▸ **EXERCISE AIM**
Only an exact copy of the entries will serve as the answer.

[Records from a data collection]
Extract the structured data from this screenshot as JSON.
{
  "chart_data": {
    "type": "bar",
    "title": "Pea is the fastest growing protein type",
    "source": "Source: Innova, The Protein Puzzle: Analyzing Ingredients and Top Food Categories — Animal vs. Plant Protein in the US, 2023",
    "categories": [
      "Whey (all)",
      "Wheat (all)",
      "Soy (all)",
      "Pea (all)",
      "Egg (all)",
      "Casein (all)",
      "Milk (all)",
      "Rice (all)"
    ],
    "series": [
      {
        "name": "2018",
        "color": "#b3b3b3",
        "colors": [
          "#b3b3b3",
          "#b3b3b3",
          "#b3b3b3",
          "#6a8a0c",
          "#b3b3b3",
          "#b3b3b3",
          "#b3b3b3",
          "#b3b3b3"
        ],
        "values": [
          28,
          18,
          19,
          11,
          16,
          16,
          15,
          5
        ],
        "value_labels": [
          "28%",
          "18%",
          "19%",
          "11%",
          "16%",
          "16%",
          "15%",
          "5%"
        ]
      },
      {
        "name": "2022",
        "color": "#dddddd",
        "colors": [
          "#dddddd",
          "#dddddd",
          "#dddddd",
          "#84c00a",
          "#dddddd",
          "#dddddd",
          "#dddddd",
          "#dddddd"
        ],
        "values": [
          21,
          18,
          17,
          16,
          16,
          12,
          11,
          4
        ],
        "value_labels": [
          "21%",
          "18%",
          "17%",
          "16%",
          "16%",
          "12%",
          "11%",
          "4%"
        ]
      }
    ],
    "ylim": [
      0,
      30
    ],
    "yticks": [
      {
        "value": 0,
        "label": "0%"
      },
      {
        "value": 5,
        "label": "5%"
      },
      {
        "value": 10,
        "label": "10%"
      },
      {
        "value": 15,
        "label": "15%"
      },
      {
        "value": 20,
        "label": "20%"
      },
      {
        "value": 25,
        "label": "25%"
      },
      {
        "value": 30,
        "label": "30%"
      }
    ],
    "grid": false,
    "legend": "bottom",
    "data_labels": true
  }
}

▸ **SOLUTION TO THE EXERCISE**
Extract the structured data from this screenshot as JSON.
{
  "chart_data": {
    "type": "bar",
    "title": "Pea is the fastest growing protein type",
    "source": "Source: Innova, The Protein Puzzle: Analyzing Ingredients and Top Food Categories — Animal vs. Plant Protein in the US, 2023",
    "categories": [
      "Whey (all)",
      "Wheat (all)",
      "Soy (all)",
      "Pea (all)",
      "Egg (all)",
      "Casein (all)",
      "Milk (all)",
      "Rice (all)"
    ],
    "series": [
      {
        "name": "2018",
        "color": "#b3b3b3",
        "colors": [
          "#b3b3b3",
          "#b3b3b3",
          "#b3b3b3",
          "#6a8a0c",
          "#b3b3b3",
          "#b3b3b3",
          "#b3b3b3",
          "#b3b3b3"
        ],
        "values": [
          28,
          18,
          19,
          11,
          16,
          16,
          15,
          5
        ],
        "value_labels": [
          "28%",
          "18%",
          "19%",
          "11%",
          "16%",
          "16%",
          "15%",
          "5%"
        ]
      },
      {
        "name": "2022",
        "color": "#dddddd",
        "colors": [
          "#dddddd",
          "#dddddd",
          "#dddddd",
          "#84c00a",
          "#dddddd",
          "#dddddd",
          "#dddddd",
          "#dddddd"
        ],
        "values": [
          21,
          18,
          17,
          16,
          16,
          12,
          11,
          4
        ],
        "value_labels": [
          "21%",
          "18%",
          "17%",
          "16%",
          "16%",
          "12%",
          "11%",
          "4%"
        ]
      }
    ],
    "ylim": [
      0,
      30
    ],
    "yticks": [
      {
        "value": 0,
        "label": "0%"
      },
      {
        "value": 5,
        "label": "5%"
      },
      {
        "value": 10,
        "label": "10%"
      },
      {
        "value": 15,
        "label": "15%"
      },
      {
        "value": 20,
        "label": "20%"
      },
      {
        "value": 25,
        "label": "25%"
      },
      {
        "value": 30,
        "label": "30%"
      }
    ],
    "grid": false,
    "legend": "bottom",
    "data_labels": true
  }
}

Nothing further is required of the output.